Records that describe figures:
====================
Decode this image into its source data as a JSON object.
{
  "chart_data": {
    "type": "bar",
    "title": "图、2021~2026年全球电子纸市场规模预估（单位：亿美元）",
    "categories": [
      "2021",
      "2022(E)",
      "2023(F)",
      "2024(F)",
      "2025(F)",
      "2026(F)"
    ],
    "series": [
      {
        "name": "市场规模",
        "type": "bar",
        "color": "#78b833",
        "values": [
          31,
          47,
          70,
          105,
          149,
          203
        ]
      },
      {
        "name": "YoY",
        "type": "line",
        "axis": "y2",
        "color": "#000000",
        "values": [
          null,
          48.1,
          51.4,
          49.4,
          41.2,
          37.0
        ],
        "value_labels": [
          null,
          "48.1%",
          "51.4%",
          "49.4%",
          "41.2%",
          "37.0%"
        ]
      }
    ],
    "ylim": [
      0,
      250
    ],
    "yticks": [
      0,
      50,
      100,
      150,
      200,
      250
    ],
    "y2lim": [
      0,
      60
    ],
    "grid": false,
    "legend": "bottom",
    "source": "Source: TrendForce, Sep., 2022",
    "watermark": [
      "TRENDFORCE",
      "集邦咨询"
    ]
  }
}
====================
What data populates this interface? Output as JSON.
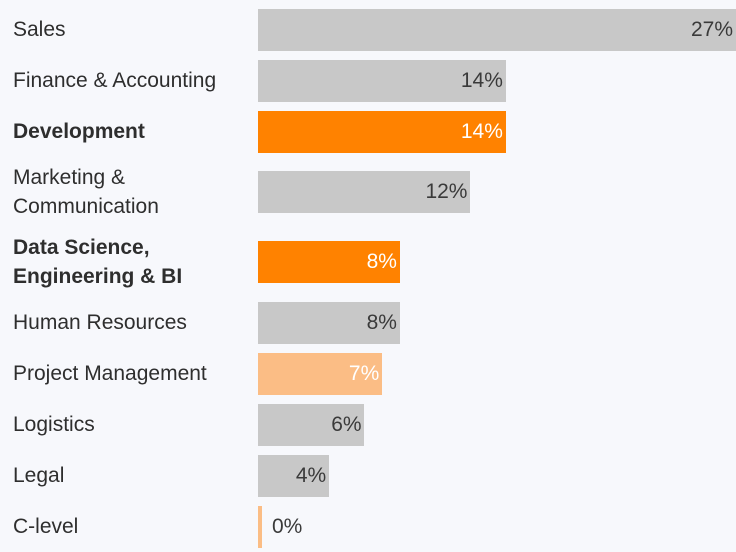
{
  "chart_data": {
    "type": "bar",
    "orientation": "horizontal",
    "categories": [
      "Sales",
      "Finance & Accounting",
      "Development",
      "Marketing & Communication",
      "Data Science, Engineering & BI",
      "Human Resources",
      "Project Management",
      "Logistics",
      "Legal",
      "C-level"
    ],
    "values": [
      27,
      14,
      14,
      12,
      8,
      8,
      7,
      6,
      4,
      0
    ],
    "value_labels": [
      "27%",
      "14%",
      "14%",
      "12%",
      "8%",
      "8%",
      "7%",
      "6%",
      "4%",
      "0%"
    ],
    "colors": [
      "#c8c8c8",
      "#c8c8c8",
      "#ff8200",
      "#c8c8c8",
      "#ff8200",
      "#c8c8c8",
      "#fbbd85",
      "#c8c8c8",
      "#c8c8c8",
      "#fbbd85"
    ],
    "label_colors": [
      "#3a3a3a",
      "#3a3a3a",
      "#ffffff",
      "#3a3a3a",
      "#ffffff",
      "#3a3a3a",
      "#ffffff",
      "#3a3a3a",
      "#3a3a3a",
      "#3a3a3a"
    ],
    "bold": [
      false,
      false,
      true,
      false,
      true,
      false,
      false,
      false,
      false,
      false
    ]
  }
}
====================
Find the lines containing "this" and list every one of them.

Decode this image into its source data as a JSON object.
What data populates this interface? Output as JSON.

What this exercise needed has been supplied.